** begin Listing **
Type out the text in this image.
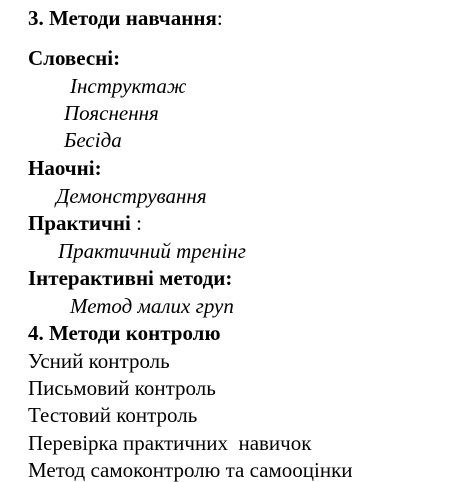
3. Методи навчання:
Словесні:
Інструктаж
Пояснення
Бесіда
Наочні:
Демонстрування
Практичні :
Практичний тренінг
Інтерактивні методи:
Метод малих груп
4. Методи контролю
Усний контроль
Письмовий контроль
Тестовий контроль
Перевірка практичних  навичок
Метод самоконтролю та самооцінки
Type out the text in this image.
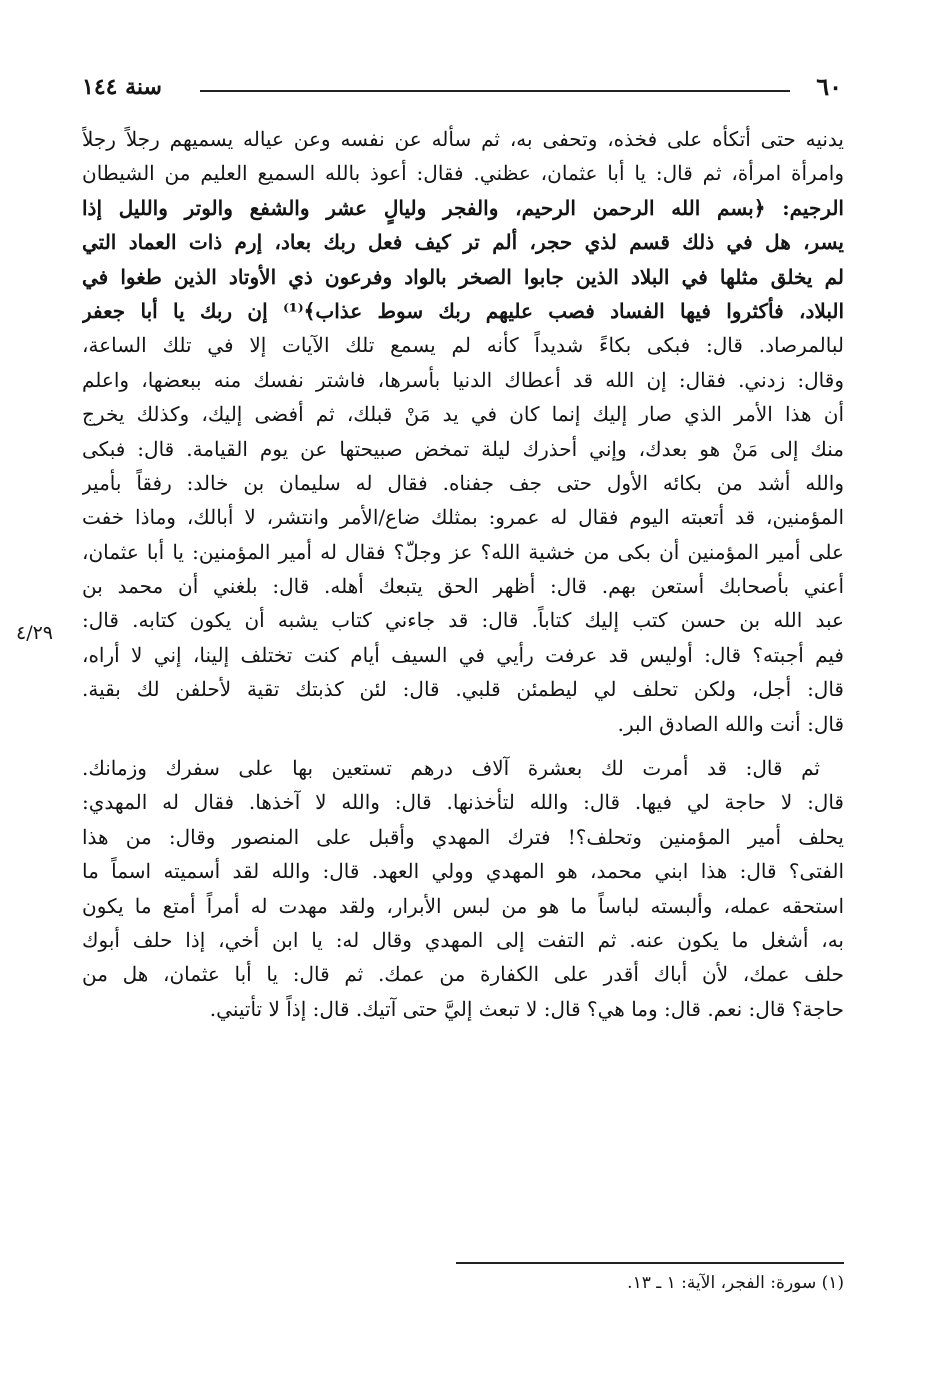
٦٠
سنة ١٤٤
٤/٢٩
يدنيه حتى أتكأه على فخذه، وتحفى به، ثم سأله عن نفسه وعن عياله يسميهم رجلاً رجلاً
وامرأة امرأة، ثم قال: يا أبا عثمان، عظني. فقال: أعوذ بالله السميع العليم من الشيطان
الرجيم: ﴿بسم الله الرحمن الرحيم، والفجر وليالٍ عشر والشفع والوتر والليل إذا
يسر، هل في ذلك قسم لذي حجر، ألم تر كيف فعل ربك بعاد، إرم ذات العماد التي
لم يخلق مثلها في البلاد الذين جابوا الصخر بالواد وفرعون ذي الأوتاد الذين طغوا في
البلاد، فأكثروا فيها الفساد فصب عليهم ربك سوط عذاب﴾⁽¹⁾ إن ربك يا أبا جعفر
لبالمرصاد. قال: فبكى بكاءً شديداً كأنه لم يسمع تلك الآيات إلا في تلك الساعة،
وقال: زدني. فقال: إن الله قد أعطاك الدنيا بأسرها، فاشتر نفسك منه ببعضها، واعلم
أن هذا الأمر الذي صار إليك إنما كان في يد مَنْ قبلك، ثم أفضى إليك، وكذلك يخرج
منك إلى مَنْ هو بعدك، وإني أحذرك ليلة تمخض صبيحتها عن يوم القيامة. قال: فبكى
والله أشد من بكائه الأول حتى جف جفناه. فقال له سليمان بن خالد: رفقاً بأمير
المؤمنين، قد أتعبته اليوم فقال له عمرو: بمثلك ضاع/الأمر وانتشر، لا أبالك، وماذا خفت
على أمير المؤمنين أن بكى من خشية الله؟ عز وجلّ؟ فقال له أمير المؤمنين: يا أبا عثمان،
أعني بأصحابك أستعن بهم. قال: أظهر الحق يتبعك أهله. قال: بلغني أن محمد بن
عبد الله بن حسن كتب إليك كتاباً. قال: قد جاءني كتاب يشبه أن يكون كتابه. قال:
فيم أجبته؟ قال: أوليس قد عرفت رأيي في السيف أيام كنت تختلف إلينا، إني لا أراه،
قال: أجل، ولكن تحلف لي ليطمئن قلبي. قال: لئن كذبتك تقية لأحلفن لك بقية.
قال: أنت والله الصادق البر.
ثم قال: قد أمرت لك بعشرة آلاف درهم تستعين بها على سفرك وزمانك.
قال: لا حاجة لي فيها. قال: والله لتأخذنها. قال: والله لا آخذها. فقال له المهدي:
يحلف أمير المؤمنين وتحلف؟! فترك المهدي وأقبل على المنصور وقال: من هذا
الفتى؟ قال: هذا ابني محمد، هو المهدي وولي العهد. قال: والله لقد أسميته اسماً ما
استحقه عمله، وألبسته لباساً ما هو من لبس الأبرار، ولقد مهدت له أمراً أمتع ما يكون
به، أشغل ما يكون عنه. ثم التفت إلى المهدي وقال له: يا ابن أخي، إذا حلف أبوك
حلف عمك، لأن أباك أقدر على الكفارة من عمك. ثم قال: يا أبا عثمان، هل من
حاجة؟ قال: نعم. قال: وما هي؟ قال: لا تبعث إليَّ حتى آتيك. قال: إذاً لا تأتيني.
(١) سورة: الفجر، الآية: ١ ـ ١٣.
** end Listing **
** begin Listing **
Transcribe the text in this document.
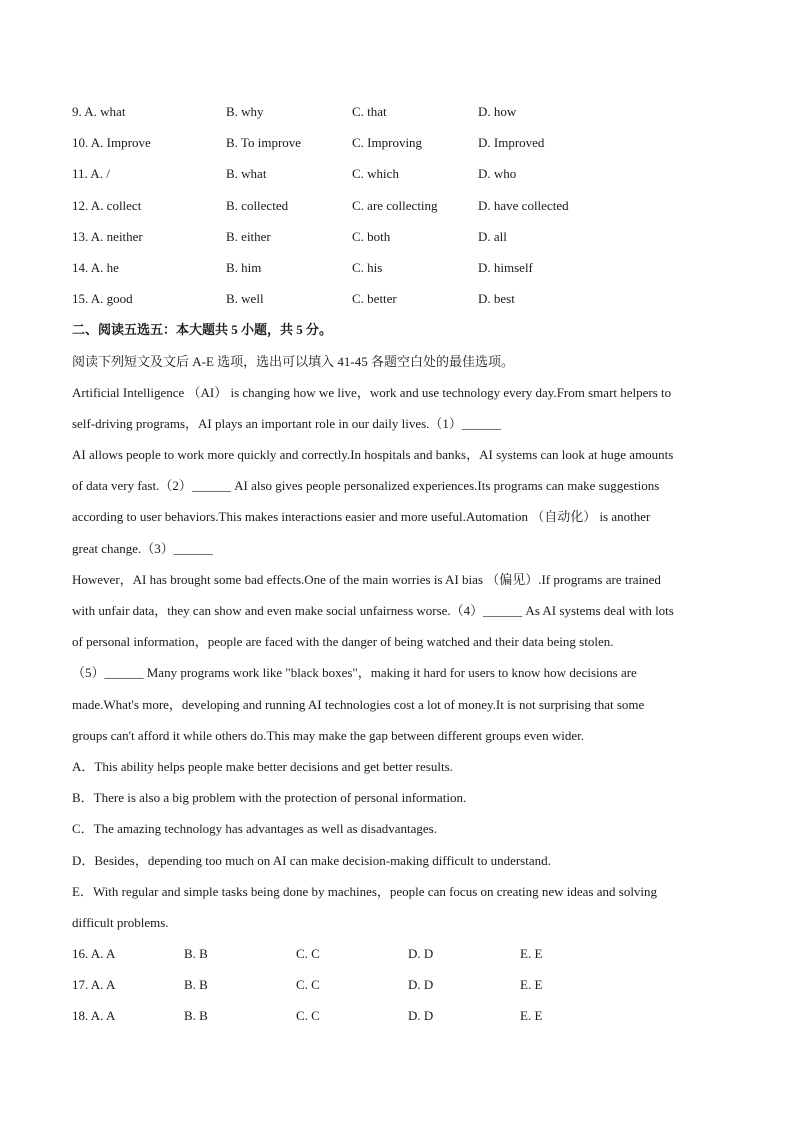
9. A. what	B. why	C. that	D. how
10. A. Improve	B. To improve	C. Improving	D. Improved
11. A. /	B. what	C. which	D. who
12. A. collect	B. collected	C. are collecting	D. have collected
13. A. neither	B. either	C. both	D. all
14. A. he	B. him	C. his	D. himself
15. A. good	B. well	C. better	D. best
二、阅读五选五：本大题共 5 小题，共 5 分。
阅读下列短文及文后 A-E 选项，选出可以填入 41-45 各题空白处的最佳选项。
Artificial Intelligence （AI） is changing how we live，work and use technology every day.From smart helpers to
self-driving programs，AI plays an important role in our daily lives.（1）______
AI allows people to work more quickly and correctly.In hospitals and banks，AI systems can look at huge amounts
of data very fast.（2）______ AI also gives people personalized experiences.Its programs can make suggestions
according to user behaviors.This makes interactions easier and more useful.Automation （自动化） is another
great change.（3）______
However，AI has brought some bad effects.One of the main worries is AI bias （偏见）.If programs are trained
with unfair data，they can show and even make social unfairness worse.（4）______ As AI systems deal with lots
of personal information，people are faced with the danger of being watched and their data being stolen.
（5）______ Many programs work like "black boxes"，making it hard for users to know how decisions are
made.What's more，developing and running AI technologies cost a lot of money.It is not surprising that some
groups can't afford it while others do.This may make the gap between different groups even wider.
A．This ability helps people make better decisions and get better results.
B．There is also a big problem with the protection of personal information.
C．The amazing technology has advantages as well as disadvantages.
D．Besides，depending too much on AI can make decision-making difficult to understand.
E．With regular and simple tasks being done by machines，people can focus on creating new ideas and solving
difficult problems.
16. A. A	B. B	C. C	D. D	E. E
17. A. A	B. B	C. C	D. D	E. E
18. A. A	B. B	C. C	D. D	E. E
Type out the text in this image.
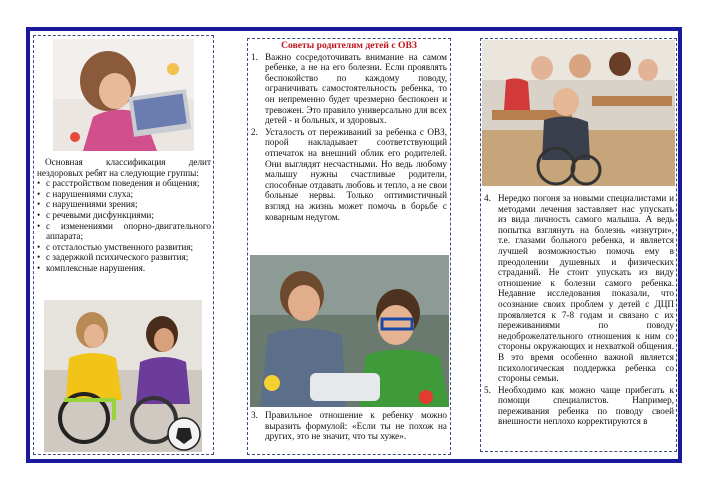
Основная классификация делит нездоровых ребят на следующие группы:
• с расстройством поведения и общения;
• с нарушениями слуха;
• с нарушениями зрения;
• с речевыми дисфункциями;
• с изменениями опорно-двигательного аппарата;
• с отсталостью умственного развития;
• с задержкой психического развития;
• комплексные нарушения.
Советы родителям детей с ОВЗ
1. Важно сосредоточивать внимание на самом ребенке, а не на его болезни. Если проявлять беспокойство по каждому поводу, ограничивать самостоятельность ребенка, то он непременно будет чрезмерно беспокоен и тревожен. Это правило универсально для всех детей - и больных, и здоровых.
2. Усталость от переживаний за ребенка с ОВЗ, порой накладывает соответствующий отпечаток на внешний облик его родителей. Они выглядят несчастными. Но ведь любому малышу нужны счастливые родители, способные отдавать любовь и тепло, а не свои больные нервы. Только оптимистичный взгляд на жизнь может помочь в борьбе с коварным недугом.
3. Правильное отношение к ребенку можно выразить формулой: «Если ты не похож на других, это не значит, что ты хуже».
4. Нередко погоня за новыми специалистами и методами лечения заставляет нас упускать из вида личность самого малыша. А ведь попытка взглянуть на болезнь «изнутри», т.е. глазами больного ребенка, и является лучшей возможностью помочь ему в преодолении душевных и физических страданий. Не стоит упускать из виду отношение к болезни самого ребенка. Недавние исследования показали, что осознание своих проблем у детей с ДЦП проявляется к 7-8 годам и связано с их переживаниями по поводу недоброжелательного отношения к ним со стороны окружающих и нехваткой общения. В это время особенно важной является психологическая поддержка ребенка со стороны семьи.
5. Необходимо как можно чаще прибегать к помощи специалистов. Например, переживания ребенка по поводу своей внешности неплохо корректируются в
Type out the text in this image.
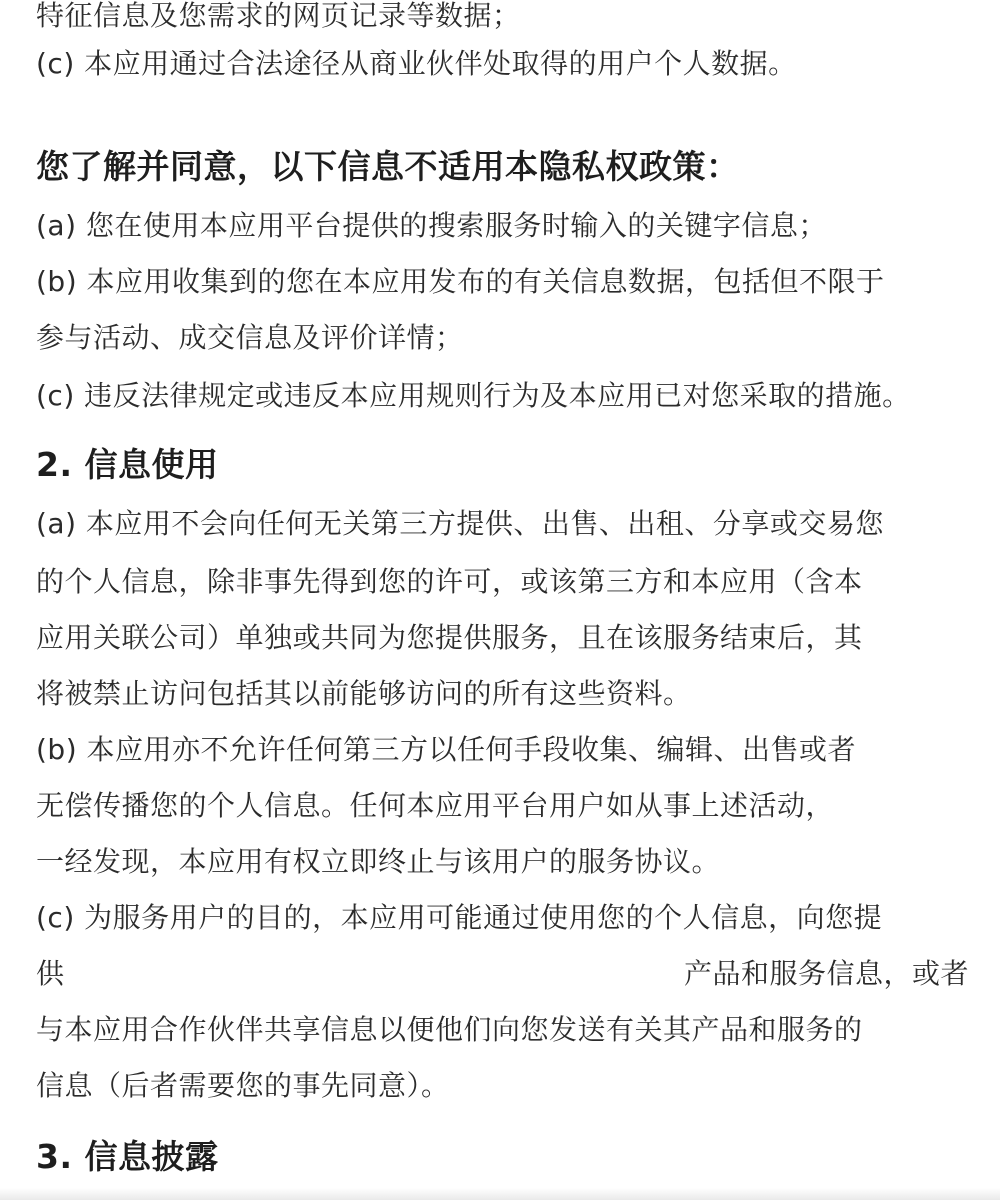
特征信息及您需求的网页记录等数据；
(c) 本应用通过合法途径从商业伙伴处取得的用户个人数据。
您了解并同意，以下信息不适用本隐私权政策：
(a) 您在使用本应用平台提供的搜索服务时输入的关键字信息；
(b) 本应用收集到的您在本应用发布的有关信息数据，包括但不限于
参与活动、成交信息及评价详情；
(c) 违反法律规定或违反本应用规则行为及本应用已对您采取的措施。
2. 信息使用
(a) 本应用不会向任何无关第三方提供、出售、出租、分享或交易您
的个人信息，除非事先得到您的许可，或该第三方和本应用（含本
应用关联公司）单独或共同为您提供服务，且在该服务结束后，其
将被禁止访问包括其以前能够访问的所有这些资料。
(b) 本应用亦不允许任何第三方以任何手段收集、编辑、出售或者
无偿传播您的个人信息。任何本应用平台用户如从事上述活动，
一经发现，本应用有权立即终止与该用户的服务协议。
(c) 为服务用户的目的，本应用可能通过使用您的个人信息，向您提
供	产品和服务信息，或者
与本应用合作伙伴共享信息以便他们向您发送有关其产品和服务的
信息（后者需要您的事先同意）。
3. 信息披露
** end Listing **
** begin Listing **
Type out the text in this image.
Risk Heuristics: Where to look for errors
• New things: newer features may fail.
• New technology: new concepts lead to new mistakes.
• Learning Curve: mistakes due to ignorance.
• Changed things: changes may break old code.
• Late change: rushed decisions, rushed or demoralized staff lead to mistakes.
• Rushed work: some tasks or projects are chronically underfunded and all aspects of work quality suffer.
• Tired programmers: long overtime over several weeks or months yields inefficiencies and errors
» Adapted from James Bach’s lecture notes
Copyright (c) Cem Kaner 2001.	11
** end Listing **
_Brief_
Show every line of the records above that contains the word "فيها".

_Response to this exercise_
البلاد، فأكثروا فيها الفساد فصب عليهم ربك سوط عذاب﴾⁽¹⁾ إن ربك يا أبا جعفر
قال: لا حاجة لي فيها. قال: والله لتأخذنها. قال: والله لا آخذها. فقال له المهدي:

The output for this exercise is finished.